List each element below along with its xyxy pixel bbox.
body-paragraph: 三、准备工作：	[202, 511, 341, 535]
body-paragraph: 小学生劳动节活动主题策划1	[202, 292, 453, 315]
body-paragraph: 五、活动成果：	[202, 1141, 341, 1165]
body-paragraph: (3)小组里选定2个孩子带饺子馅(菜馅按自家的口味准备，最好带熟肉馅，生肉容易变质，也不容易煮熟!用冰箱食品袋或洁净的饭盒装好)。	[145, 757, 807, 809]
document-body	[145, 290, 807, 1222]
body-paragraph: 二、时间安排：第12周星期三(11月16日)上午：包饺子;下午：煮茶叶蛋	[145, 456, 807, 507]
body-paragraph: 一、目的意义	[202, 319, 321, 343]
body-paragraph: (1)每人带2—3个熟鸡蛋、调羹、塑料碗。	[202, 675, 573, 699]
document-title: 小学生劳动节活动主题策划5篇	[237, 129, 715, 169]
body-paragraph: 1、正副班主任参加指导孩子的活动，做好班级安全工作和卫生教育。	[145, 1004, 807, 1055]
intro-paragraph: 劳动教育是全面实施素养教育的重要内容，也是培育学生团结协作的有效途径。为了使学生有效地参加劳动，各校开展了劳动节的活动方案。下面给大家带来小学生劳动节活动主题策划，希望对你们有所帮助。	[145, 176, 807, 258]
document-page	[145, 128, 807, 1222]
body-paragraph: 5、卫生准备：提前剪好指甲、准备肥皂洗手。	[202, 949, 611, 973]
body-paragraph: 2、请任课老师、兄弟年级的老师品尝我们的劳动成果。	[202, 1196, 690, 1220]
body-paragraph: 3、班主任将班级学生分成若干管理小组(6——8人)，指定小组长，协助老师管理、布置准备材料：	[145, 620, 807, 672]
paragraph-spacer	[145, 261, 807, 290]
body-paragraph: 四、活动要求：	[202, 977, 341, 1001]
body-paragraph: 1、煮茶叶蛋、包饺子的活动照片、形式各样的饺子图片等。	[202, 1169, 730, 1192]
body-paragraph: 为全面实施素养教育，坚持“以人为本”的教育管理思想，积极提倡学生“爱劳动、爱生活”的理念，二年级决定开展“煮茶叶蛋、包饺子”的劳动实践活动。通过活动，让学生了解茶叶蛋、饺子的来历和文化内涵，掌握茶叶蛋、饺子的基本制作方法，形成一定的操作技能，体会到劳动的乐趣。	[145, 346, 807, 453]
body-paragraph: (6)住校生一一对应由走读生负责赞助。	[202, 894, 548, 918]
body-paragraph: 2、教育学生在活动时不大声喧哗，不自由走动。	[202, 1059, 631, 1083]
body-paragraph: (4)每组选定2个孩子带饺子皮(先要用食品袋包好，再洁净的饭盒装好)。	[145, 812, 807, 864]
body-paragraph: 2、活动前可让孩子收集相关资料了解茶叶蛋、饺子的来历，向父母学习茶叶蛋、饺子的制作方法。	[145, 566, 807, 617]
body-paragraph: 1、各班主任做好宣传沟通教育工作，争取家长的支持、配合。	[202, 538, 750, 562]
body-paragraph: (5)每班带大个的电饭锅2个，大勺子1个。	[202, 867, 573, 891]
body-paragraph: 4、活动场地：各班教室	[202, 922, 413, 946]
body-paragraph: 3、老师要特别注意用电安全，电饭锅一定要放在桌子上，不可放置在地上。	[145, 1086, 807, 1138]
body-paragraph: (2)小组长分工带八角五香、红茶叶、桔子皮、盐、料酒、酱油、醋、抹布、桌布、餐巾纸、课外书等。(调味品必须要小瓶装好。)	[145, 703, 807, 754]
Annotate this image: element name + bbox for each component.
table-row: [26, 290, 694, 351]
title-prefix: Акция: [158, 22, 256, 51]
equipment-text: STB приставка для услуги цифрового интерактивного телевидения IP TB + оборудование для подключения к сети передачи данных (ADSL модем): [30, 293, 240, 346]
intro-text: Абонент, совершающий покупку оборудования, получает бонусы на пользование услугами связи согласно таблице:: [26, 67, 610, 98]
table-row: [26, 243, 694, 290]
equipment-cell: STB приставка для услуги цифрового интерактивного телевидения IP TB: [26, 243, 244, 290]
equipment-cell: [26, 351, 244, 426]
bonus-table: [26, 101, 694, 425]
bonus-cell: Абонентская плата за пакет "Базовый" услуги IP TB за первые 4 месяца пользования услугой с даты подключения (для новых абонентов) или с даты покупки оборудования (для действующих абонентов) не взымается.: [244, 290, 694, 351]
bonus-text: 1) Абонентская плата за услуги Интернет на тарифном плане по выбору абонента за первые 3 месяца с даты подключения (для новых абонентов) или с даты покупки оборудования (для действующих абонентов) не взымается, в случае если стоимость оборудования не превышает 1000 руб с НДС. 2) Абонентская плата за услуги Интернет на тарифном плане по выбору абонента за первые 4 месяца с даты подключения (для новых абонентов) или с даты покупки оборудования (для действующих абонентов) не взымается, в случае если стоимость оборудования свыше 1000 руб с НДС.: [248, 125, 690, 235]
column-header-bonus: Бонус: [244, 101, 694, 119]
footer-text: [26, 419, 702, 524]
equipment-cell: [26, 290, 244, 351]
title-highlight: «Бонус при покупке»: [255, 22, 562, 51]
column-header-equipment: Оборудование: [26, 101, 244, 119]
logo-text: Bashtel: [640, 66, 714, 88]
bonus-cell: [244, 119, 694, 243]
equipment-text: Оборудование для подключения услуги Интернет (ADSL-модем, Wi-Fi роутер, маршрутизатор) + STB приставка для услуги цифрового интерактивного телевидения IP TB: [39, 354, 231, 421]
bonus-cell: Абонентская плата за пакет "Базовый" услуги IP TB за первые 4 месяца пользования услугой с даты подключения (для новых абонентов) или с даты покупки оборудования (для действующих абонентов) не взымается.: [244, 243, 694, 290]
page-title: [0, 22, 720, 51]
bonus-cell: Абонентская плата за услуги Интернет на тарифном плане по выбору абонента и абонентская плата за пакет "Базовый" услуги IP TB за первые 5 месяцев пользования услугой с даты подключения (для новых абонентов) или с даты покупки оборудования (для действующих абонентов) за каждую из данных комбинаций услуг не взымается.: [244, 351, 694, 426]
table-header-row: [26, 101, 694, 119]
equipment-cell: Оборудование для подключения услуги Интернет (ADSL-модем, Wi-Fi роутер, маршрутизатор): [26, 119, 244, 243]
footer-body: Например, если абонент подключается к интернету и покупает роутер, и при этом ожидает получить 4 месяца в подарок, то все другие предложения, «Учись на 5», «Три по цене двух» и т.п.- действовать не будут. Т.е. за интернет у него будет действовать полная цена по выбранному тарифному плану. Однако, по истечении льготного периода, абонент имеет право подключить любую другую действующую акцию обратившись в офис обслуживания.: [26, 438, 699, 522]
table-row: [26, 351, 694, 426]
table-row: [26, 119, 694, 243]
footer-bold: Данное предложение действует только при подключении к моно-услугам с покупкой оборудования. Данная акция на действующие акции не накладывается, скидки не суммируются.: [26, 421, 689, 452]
□ □ □
- _Set problem_: Put every line of the records above into a JSON list of strings, one string per line, leaving out any blank lines.

- _Solution_:
[
  "List each element below along with its xyxy pixel bbox.",
  "body-paragraph: 三、准备工作：\t[202, 511, 341, 535]",
  "body-paragraph: 小学生劳动节活动主题策划1\t[202, 292, 453, 315]",
  "body-paragraph: 五、活动成果：\t[202, 1141, 341, 1165]",
  "body-paragraph: (3)小组里选定2个孩子带饺子馅(菜馅按自家的口味准备，最好带熟肉馅，生肉容易变质，也不容易煮熟!用冰箱食品袋或洁净的饭盒装好)。\t[145, 757, 807, 809]",
  "document-body\t[145, 290, 807, 1222]",
  "body-paragraph: 二、时间安排：第12周星期三(11月16日)上午：包饺子;下午：煮茶叶蛋\t[145, 456, 807, 507]",
  "body-paragraph: 一、目的意义\t[202, 319, 321, 343]",
  "body-paragraph: (1)每人带2—3个熟鸡蛋、调羹、塑料碗。\t[202, 675, 573, 699]",
  "document-title: 小学生劳动节活动主题策划5篇\t[237, 129, 715, 169]",
  "body-paragraph: 1、正副班主任参加指导孩子的活动，做好班级安全工作和卫生教育。\t[145, 1004, 807, 1055]",
  "intro-paragraph: 劳动教育是全面实施素养教育的重要内容，也是培育学生团结协作的有效途径。为了使学生有效地参加劳动，各校开展了劳动节的活动方案。下面给大家带来小学生劳动节活动主题策划，希望对你们有所帮助。\t[145, 176, 807, 258]",
  "document-page\t[145, 128, 807, 1222]",
  "body-paragraph: 5、卫生准备：提前剪好指甲、准备肥皂洗手。\t[202, 949, 611, 973]",
  "body-paragraph: 2、请任课老师、兄弟年级的老师品尝我们的劳动成果。\t[202, 1196, 690, 1220]",
  "body-paragraph: 3、班主任将班级学生分成若干管理小组(6——8人)，指定小组长，协助老师管理、布置准备材料：\t[145, 620, 807, 672]",
  "paragraph-spacer\t[145, 261, 807, 290]",
  "body-paragraph: 四、活动要求：\t[202, 977, 341, 1001]",
  "body-paragraph: 1、煮茶叶蛋、包饺子的活动照片、形式各样的饺子图片等。\t[202, 1169, 730, 1192]",
  "body-paragraph: 为全面实施素养教育，坚持“以人为本”的教育管理思想，积极提倡学生“爱劳动、爱生活”的理念，二年级决定开展“煮茶叶蛋、包饺子”的劳动实践活动。通过活动，让学生了解茶叶蛋、饺子的来历和文化内涵，掌握茶叶蛋、饺子的基本制作方法，形成一定的操作技能，体会到劳动的乐趣。\t[145, 346, 807, 453]",
  "body-paragraph: (6)住校生一一对应由走读生负责赞助。\t[202, 894, 548, 918]",
  "body-paragraph: 2、教育学生在活动时不大声喧哗，不自由走动。\t[202, 1059, 631, 1083]",
  "body-paragraph: (4)每组选定2个孩子带饺子皮(先要用食品袋包好，再洁净的饭盒装好)。\t[145, 812, 807, 864]",
  "body-paragraph: 2、活动前可让孩子收集相关资料了解茶叶蛋、饺子的来历，向父母学习茶叶蛋、饺子的制作方法。\t[145, 566, 807, 617]",
  "body-paragraph: 1、各班主任做好宣传沟通教育工作，争取家长的支持、配合。\t[202, 538, 750, 562]",
  "body-paragraph: (5)每班带大个的电饭锅2个，大勺子1个。\t[202, 867, 573, 891]",
  "body-paragraph: 4、活动场地：各班教室\t[202, 922, 413, 946]",
  "body-paragraph: 3、老师要特别注意用电安全，电饭锅一定要放在桌子上，不可放置在地上。\t[145, 1086, 807, 1138]",
  "body-paragraph: (2)小组长分工带八角五香、红茶叶、桔子皮、盐、料酒、酱油、醋、抹布、桌布、餐巾纸、课外书等。(调味品必须要小瓶装好。)\t[145, 703, 807, 754]",
  "Annotate this image: element name + bbox for each component.",
  "table-row: [26, 290, 694, 351]",
  "title-prefix: Акция: [158, 22, 256, 51]",
  "equipment-text: STB приставка для услуги цифрового интерактивного телевидения IP TB + оборудование для подключения к сети передачи данных (ADSL модем): [30, 293, 240, 346]",
  "intro-text: Абонент, совершающий покупку оборудования, получает бонусы на пользование услугами связи согласно таблице:: [26, 67, 610, 98]",
  "table-row: [26, 243, 694, 290]",
  "equipment-cell: STB приставка для услуги цифрового интерактивного телевидения IP TB: [26, 243, 244, 290]",
  "equipment-cell: [26, 351, 244, 426]",
  "bonus-table: [26, 101, 694, 425]",
  "bonus-cell: Абонентская плата за пакет \"Базовый\" услуги IP TB за первые 4 месяца пользования услугой с даты подключения (для новых абонентов) или с даты покупки оборудования (для действующих абонентов) не взымается.: [244, 290, 694, 351]",
  "bonus-text: 1) Абонентская плата за услуги Интернет на тарифном плане по выбору абонента за первые 3 месяца с даты подключения (для новых абонентов) или с даты покупки оборудования (для действующих абонентов) не взымается, в случае если стоимость оборудования не превышает 1000 руб с НДС. 2) Абонентская плата за услуги Интернет на тарифном плане по выбору абонента за первые 4 месяца с даты подключения (для новых абонентов) или с даты покупки оборудования (для действующих абонентов) не взымается, в случае если стоимость оборудования свыше 1000 руб с НДС.: [248, 125, 690, 235]",
  "column-header-bonus: Бонус: [244, 101, 694, 119]",
  "footer-text: [26, 419, 702, 524]",
  "equipment-cell: [26, 290, 244, 351]",
  "title-highlight: «Бонус при покупке»: [255, 22, 562, 51]",
  "column-header-equipment: Оборудование: [26, 101, 244, 119]",
  "logo-text: Bashtel: [640, 66, 714, 88]",
  "bonus-cell: [244, 119, 694, 243]",
  "equipment-text: Оборудование для подключения услуги Интернет (ADSL-модем, Wi-Fi роутер, маршрутизатор) + STB приставка для услуги цифрового интерактивного телевидения IP TB: [39, 354, 231, 421]",
  "bonus-cell: Абонентская плата за пакет \"Базовый\" услуги IP TB за первые 4 месяца пользования услугой с даты подключения (для новых абонентов) или с даты покупки оборудования (для действующих абонентов) не взымается.: [244, 243, 694, 290]",
  "page-title: [0, 22, 720, 51]",
  "bonus-cell: Абонентская плата за услуги Интернет на тарифном плане по выбору абонента и абонентская плата за пакет \"Базовый\" услуги IP TB за первые 5 месяцев пользования услугой с даты подключения (для новых абонентов) или с даты покупки оборудования (для действующих абонентов) за каждую из данных комбинаций услуг не взымается.: [244, 351, 694, 426]",
  "table-header-row: [26, 101, 694, 119]",
  "equipment-cell: Оборудование для подключения услуги Интернет (ADSL-модем, Wi-Fi роутер, маршрутизатор): [26, 119, 244, 243]",
  "footer-body: Например, если абонент подключается к интернету и покупает роутер, и при этом ожидает получить 4 месяца в подарок, то все другие предложения, «Учись на 5», «Три по цене двух» и т.п.- действовать не будут. Т.е. за интернет у него будет действовать полная цена по выбранному тарифному плану. Однако, по истечении льготного периода, абонент имеет право подключить любую другую действующую акцию обратившись в офис обслуживания.: [26, 438, 699, 522]",
  "table-row: [26, 351, 694, 426]",
  "table-row: [26, 119, 694, 243]",
  "footer-bold: Данное предложение действует только при подключении к моно-услугам с покупкой оборудования. Данная акция на действующие акции не накладывается, скидки не суммируются.: [26, 421, 689, 452]"
]